[start]

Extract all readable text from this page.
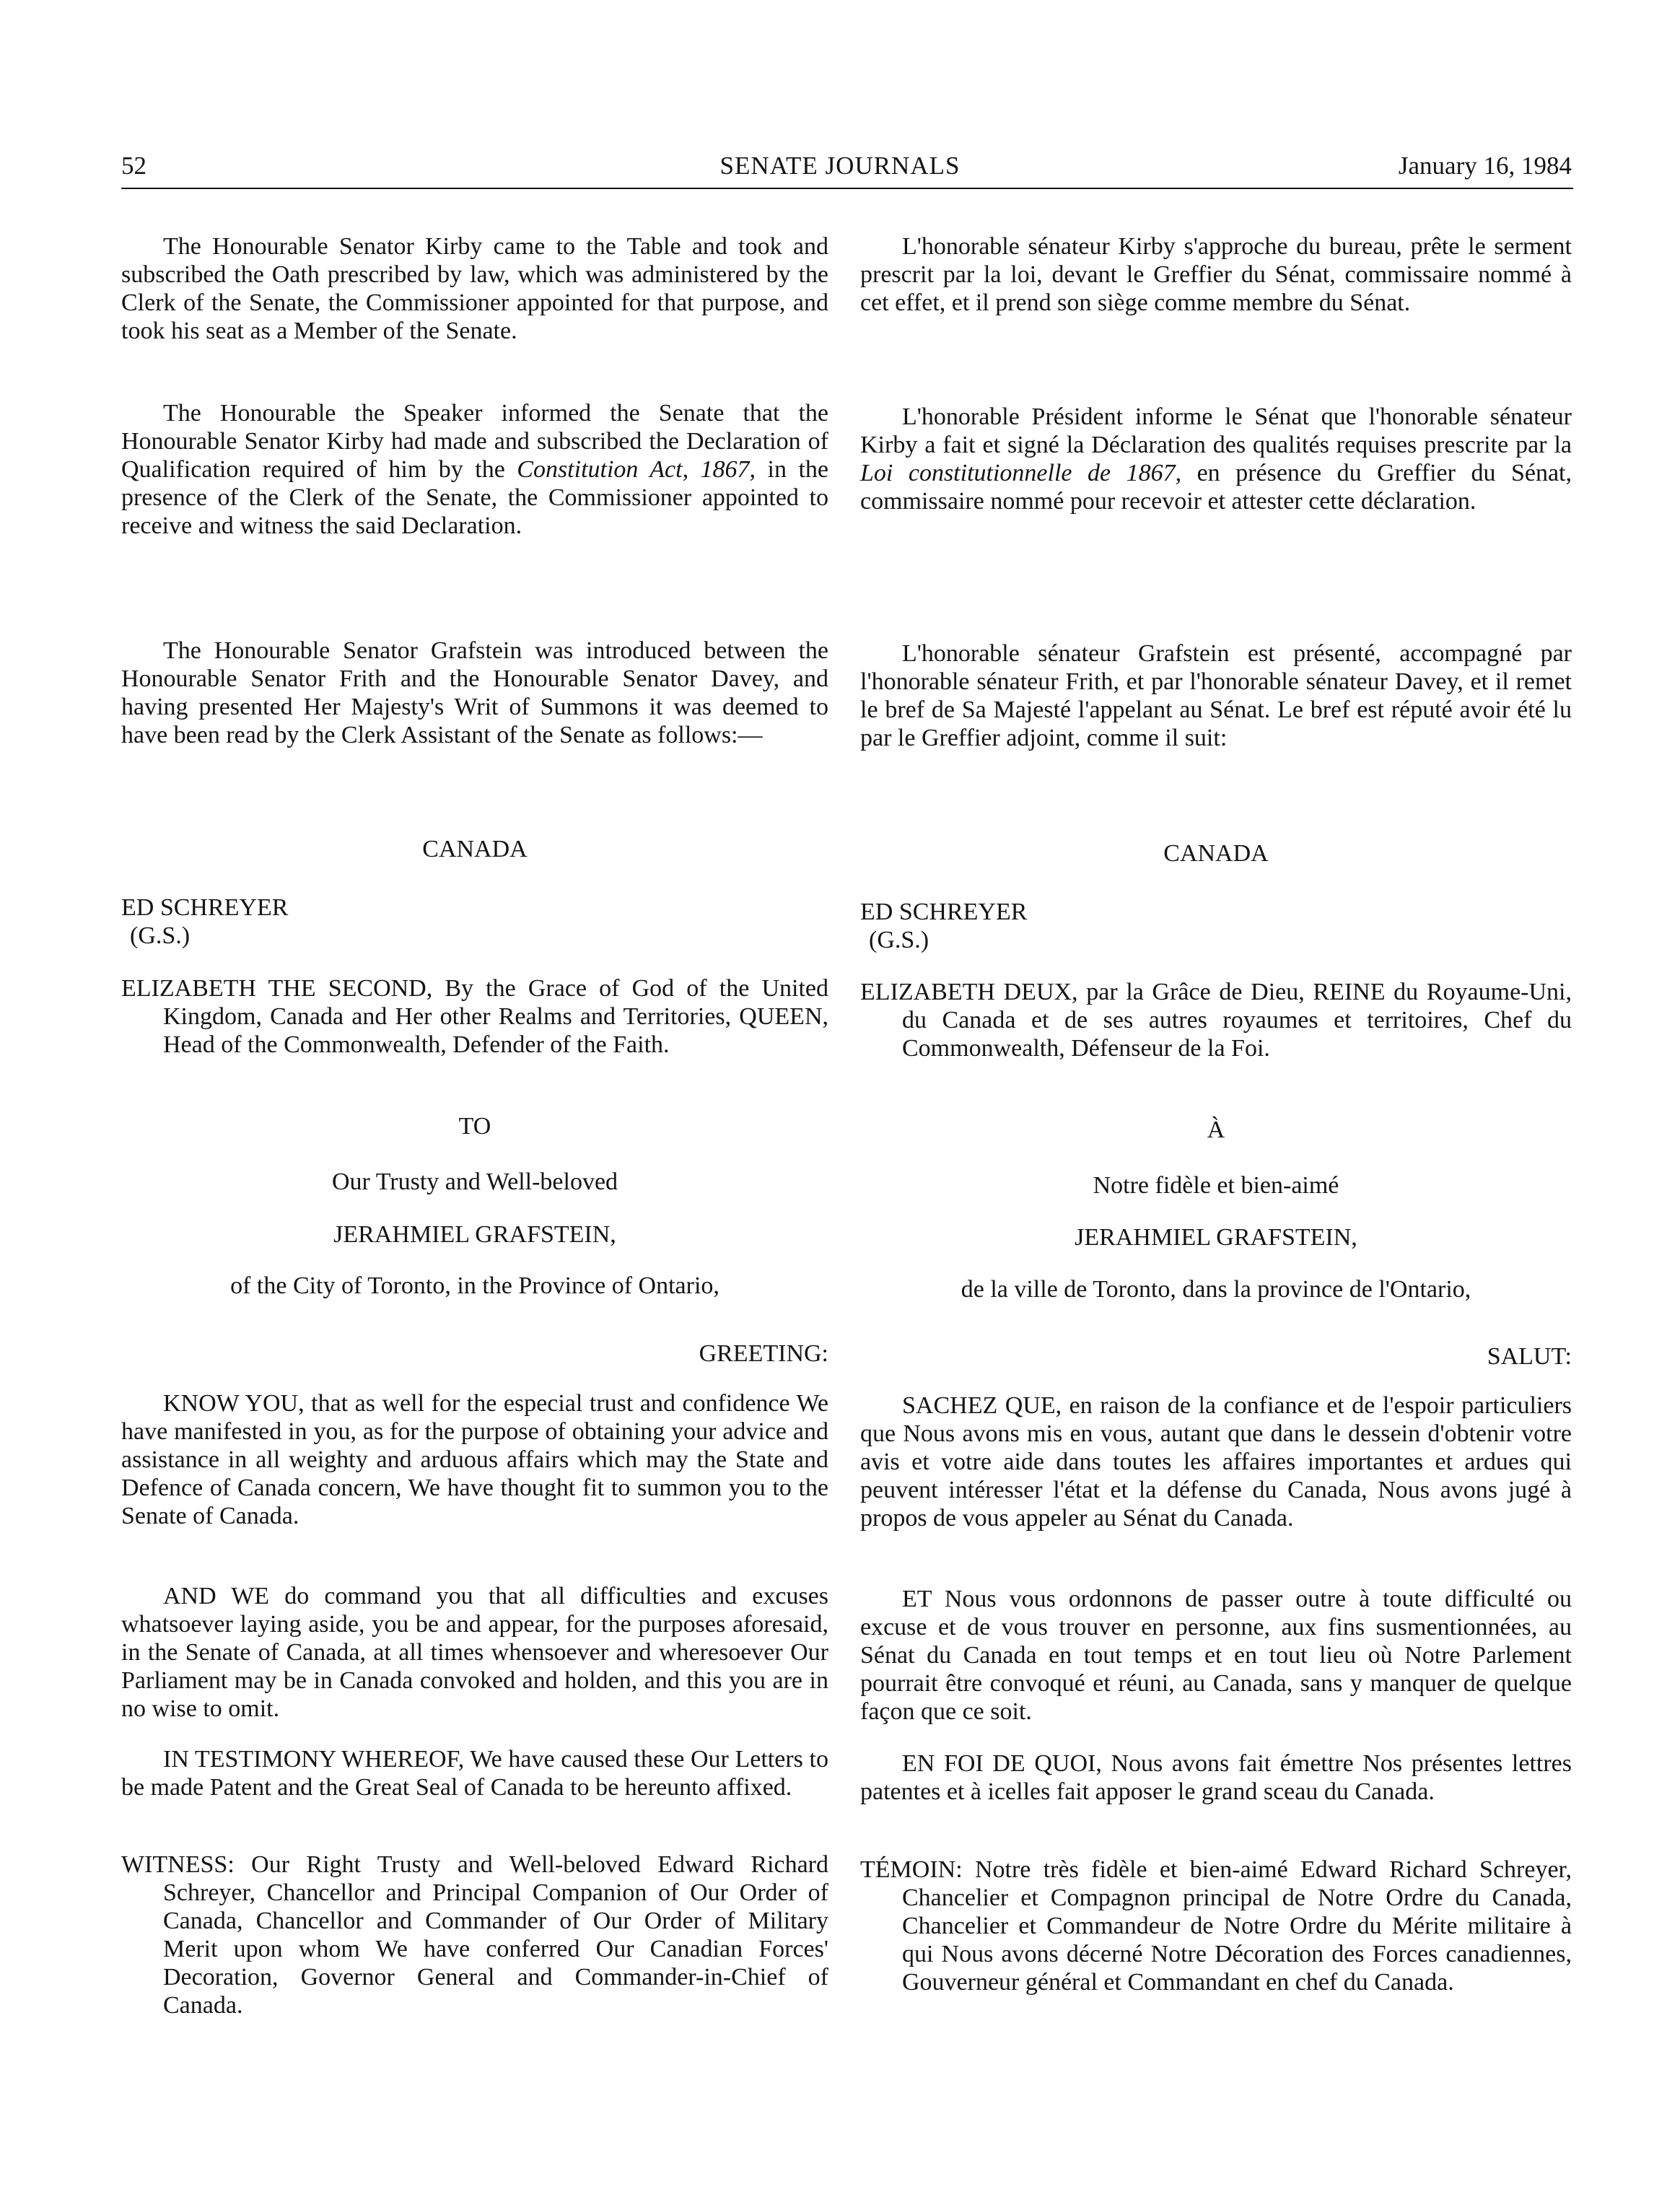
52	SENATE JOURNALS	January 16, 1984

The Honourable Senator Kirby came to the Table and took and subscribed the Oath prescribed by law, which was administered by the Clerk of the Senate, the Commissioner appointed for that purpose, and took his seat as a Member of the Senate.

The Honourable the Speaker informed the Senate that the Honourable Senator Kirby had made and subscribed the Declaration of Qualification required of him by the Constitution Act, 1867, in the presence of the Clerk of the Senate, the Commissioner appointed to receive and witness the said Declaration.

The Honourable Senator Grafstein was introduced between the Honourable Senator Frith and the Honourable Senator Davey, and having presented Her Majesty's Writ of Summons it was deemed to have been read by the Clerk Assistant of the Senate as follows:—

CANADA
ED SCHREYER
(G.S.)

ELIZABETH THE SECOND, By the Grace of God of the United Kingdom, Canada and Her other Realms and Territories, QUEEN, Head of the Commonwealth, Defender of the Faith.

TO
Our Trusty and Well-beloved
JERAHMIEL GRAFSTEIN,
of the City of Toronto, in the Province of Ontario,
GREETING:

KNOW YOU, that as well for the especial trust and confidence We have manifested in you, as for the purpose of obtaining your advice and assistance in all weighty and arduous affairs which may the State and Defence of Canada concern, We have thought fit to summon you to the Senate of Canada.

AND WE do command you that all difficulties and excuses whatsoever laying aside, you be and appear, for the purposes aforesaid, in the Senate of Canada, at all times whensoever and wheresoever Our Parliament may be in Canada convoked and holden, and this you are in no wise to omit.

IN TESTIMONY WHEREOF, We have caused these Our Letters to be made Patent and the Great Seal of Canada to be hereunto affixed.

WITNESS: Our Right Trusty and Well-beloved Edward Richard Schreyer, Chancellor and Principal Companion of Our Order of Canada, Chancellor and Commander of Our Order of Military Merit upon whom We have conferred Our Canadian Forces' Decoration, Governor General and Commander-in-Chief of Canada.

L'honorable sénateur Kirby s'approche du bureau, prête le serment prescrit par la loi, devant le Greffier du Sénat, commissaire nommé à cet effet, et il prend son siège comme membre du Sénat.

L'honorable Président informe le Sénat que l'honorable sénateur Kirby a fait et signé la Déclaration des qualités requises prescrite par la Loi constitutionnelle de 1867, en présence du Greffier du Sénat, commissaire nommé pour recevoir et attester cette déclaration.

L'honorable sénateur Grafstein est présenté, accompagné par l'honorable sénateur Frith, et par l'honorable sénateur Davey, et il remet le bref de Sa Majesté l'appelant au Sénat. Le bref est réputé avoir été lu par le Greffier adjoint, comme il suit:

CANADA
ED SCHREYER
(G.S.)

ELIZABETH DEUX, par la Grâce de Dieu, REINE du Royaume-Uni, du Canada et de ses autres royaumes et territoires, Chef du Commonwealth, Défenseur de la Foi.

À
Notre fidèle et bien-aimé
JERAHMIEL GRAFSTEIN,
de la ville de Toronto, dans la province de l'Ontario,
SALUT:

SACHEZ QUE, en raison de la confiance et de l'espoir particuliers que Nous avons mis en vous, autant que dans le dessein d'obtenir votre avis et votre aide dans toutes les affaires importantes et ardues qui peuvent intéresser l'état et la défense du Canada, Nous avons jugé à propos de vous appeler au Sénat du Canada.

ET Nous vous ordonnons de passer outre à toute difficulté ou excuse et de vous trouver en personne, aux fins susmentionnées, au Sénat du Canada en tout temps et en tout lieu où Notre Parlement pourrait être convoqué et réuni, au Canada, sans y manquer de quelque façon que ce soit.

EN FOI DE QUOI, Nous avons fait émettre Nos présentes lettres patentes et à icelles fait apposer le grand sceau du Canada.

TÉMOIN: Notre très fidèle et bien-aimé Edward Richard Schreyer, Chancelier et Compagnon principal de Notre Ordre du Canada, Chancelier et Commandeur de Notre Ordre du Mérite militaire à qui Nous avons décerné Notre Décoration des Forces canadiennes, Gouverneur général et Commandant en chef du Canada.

[end]
[start]

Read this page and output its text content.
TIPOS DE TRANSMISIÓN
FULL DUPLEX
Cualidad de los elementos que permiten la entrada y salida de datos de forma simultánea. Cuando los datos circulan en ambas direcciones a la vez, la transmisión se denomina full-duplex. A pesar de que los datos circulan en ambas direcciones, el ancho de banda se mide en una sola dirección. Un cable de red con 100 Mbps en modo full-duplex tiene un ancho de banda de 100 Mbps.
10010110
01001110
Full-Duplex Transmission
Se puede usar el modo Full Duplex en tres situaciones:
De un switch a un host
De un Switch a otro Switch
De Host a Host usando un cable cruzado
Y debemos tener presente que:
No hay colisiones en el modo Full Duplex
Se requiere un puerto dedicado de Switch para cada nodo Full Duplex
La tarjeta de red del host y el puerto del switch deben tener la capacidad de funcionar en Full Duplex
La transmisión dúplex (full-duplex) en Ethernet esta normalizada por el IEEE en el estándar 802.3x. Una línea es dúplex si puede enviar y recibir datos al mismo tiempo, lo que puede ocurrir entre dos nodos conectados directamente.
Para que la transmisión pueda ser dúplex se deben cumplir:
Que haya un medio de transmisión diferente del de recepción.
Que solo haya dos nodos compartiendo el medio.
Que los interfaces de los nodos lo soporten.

[end]

[WRITTEN INSTRUCTION]
Provide solely the number of lines in the data that include the word "text".

[RESPONSE TO THE EXERCISE]
2